WHAT IS NEEDED: Find and copy every line in the records that includes the string "Hispanics".

SOURCE RECORDS:

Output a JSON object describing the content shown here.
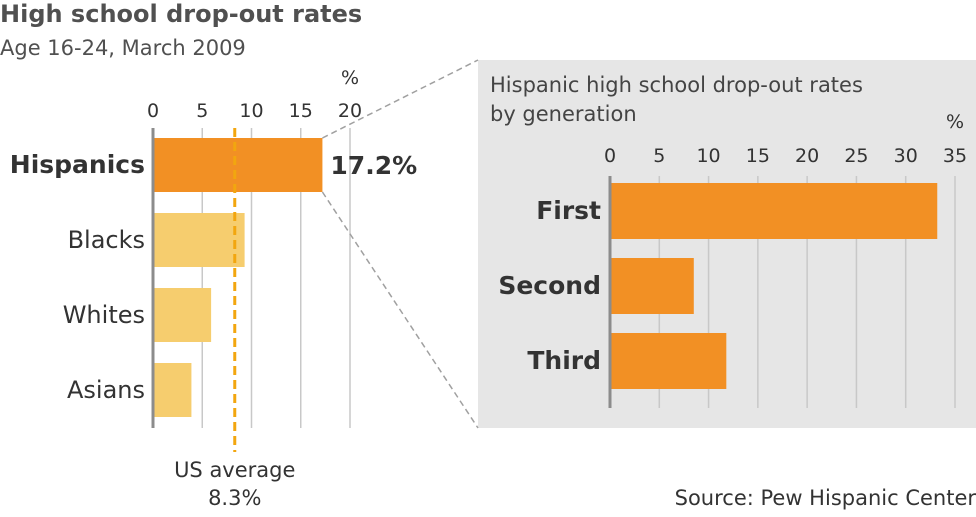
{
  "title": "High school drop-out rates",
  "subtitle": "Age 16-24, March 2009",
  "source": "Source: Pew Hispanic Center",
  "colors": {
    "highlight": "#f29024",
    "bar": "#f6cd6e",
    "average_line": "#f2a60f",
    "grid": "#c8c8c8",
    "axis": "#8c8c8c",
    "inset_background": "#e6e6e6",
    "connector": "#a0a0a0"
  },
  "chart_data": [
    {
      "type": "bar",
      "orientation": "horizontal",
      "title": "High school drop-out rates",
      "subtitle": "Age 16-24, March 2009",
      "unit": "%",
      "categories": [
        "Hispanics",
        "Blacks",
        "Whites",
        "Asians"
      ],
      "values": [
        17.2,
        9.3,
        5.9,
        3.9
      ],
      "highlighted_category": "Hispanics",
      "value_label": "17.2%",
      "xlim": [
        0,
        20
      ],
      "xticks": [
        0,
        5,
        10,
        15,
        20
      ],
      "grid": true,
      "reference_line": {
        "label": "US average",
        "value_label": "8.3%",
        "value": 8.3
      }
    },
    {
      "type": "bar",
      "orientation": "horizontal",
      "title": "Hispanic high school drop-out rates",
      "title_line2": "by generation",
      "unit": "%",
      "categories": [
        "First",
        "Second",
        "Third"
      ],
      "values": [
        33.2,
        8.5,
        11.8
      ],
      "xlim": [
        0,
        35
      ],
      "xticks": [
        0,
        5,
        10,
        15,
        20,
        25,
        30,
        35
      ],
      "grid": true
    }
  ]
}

* * *

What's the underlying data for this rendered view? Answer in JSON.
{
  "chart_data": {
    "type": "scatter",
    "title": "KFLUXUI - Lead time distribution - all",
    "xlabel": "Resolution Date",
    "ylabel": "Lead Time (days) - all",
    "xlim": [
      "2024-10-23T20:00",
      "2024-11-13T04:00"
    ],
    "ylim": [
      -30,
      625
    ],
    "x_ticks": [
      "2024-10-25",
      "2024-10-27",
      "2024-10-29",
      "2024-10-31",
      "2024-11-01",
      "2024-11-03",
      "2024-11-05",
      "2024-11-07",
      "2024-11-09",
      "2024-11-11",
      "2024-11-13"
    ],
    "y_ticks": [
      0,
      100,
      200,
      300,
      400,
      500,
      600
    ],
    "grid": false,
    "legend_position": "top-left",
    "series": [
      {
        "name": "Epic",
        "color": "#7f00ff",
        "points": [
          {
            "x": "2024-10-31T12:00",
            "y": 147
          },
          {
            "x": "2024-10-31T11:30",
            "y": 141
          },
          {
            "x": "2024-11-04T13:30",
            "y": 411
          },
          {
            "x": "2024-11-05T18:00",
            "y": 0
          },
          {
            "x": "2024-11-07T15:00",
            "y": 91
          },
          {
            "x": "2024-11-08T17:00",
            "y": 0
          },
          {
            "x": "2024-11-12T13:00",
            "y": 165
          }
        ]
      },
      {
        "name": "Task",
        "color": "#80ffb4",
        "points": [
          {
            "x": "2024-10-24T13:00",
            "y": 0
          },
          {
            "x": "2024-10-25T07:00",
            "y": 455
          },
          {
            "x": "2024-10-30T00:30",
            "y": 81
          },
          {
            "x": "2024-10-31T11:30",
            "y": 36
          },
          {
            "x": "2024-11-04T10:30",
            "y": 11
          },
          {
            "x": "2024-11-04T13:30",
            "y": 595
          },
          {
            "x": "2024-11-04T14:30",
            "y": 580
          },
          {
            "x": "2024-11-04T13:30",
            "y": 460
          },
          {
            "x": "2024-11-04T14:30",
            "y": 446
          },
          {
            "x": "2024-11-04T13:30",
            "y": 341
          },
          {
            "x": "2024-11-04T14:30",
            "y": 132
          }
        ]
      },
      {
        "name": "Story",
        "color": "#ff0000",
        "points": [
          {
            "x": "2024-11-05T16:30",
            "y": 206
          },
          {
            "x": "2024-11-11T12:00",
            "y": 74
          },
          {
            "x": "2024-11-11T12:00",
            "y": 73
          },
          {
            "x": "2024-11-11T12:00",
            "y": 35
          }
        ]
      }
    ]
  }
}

--

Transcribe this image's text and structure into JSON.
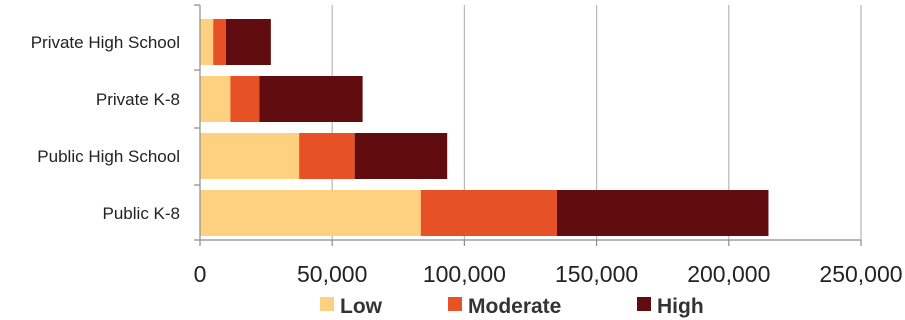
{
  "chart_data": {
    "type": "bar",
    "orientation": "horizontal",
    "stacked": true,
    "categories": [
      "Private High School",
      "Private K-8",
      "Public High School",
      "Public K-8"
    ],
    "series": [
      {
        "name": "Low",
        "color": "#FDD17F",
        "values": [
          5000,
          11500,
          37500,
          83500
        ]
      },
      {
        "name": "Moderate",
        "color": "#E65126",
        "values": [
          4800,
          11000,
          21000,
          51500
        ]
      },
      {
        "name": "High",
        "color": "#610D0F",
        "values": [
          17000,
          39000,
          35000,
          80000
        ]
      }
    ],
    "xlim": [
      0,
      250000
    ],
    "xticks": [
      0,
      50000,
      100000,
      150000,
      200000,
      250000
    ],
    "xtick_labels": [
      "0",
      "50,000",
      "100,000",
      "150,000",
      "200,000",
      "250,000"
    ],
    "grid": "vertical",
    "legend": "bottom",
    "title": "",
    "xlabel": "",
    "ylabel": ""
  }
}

SOLUTION BELOW:
        "Hispanics",
      "highlighted_category": "Hispanics",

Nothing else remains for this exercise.